Records from a collection:
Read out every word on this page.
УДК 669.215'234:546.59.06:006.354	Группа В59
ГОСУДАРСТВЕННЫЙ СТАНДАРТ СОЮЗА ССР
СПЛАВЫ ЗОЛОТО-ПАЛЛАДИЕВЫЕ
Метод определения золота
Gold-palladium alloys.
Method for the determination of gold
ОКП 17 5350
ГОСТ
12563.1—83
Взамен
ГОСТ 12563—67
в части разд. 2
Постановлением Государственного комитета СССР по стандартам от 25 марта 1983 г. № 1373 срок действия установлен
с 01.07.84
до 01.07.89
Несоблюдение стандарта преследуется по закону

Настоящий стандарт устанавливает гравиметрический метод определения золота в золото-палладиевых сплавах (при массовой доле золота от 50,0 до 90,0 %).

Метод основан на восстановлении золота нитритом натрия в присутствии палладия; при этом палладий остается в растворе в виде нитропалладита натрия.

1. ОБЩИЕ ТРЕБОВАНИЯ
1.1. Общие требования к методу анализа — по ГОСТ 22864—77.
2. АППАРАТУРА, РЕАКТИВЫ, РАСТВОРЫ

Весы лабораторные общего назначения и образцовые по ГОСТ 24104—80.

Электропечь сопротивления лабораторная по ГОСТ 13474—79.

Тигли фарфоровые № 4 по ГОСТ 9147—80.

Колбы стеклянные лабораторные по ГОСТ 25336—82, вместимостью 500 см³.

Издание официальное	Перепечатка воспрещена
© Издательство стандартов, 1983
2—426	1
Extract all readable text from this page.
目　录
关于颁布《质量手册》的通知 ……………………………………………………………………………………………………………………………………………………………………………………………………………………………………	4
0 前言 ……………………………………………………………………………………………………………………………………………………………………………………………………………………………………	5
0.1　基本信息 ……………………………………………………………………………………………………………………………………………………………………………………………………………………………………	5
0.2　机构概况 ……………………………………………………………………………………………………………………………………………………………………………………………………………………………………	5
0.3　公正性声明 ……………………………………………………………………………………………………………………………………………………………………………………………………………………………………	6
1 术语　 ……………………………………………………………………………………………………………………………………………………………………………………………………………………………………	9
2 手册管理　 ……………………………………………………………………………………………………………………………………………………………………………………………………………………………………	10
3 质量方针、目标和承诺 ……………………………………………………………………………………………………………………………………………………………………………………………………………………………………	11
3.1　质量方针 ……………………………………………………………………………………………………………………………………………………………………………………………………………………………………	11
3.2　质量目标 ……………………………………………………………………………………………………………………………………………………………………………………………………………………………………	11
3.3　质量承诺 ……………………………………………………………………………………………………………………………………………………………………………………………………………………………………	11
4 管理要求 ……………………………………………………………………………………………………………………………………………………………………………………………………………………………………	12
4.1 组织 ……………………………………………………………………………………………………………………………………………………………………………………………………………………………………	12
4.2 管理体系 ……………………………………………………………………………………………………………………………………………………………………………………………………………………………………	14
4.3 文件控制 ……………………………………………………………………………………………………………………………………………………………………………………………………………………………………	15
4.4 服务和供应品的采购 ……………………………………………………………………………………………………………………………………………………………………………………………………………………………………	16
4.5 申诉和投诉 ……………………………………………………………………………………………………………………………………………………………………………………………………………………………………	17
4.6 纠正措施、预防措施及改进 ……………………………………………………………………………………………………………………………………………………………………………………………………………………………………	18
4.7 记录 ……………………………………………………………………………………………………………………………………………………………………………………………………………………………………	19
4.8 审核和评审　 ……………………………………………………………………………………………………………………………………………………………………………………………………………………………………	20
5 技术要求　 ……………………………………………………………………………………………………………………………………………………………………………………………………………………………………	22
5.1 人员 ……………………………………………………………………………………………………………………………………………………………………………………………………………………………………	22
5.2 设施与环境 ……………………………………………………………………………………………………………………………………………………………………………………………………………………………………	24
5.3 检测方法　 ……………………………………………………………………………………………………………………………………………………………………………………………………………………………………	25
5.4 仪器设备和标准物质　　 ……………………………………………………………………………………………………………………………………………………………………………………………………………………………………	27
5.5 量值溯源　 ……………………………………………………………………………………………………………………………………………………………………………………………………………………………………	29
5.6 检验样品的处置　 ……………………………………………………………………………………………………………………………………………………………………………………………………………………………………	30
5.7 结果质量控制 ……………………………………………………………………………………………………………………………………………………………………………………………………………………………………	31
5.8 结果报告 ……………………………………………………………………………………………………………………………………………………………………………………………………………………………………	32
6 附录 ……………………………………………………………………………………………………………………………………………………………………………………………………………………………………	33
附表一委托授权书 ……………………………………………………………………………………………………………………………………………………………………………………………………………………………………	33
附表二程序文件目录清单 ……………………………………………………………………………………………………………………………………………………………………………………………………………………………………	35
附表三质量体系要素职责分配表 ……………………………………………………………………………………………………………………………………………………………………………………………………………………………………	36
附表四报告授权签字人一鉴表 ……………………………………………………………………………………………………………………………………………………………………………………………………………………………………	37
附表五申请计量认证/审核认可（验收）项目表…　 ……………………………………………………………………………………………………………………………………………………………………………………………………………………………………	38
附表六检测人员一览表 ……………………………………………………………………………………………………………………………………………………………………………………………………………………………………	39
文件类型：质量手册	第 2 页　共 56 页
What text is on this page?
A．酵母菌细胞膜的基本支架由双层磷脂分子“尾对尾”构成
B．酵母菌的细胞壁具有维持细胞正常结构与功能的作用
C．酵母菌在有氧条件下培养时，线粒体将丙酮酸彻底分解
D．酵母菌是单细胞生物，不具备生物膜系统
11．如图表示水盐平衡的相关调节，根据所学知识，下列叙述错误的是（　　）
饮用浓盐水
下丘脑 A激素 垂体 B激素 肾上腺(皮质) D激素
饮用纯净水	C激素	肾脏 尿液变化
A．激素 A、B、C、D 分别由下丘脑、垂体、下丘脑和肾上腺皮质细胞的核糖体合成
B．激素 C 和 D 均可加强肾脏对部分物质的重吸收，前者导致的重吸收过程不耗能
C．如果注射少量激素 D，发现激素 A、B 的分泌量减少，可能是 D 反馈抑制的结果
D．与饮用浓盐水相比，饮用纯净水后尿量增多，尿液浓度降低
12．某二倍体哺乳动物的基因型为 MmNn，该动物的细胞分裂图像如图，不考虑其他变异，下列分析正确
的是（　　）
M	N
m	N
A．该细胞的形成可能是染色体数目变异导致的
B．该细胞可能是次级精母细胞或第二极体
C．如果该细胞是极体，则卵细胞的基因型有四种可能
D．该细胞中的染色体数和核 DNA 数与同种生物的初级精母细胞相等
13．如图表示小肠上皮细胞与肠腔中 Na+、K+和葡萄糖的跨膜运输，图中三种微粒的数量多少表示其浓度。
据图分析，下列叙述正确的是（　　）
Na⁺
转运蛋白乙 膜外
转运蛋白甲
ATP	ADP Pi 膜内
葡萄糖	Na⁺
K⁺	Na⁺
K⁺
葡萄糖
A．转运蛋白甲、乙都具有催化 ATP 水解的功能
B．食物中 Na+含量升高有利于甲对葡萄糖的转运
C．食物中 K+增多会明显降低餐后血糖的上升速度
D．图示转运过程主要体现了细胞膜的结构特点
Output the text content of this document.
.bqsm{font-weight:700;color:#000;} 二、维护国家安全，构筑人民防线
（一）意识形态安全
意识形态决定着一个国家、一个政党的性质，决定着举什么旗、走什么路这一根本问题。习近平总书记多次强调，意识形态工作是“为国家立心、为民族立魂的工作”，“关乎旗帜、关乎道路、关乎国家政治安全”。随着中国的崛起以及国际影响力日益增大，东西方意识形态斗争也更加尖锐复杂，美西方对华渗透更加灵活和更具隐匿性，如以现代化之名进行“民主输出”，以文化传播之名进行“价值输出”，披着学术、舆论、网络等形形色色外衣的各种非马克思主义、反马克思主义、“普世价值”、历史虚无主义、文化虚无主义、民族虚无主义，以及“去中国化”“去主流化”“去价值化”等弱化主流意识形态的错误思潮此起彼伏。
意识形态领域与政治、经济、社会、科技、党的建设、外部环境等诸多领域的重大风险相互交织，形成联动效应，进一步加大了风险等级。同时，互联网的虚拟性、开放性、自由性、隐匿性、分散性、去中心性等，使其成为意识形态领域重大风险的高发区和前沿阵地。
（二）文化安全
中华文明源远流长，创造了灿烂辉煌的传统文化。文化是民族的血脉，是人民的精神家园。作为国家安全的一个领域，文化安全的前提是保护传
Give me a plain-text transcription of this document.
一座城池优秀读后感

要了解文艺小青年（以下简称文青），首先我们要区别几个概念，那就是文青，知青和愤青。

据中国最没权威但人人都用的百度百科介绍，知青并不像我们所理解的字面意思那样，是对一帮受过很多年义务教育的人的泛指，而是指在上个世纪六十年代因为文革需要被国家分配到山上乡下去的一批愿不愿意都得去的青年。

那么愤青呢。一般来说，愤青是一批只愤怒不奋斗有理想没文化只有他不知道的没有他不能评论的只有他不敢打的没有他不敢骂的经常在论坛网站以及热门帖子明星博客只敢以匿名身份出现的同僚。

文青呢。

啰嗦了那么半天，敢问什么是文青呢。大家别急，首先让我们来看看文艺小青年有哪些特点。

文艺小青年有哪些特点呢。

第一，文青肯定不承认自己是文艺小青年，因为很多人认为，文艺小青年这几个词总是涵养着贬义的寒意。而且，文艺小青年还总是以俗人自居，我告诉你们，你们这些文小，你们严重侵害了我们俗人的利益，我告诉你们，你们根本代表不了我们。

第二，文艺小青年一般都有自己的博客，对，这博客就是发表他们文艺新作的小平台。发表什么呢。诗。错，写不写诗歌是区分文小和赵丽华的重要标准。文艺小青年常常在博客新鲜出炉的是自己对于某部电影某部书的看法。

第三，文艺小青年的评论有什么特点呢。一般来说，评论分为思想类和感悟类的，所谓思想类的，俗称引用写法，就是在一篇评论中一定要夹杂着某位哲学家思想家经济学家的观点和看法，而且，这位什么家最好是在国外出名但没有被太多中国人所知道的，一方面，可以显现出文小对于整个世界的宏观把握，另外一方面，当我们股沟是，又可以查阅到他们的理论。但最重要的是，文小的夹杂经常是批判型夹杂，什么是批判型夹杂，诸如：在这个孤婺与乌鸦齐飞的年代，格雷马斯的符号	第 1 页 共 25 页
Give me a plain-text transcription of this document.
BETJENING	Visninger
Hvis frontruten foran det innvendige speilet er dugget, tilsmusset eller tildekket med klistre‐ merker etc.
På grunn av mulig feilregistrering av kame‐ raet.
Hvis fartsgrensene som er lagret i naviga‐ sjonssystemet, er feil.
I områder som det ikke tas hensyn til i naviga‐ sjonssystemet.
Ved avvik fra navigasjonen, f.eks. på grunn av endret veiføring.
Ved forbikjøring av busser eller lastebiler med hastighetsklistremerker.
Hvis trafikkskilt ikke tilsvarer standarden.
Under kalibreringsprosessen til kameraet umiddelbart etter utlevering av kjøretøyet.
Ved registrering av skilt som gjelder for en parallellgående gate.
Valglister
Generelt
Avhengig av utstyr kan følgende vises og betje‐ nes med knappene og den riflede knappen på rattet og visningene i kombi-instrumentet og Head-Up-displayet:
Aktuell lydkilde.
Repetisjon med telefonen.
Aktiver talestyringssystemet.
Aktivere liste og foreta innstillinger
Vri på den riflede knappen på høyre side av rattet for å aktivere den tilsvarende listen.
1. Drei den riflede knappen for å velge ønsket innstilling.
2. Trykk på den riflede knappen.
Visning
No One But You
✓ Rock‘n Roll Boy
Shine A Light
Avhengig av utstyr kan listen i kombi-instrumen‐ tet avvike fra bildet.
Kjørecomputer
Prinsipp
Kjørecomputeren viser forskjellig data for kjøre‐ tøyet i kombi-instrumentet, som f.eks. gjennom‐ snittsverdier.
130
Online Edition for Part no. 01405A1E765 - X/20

SHORT TASK: State how many lines include the string "knappen". Give no other information.

WRITTEN RESPONSE: 4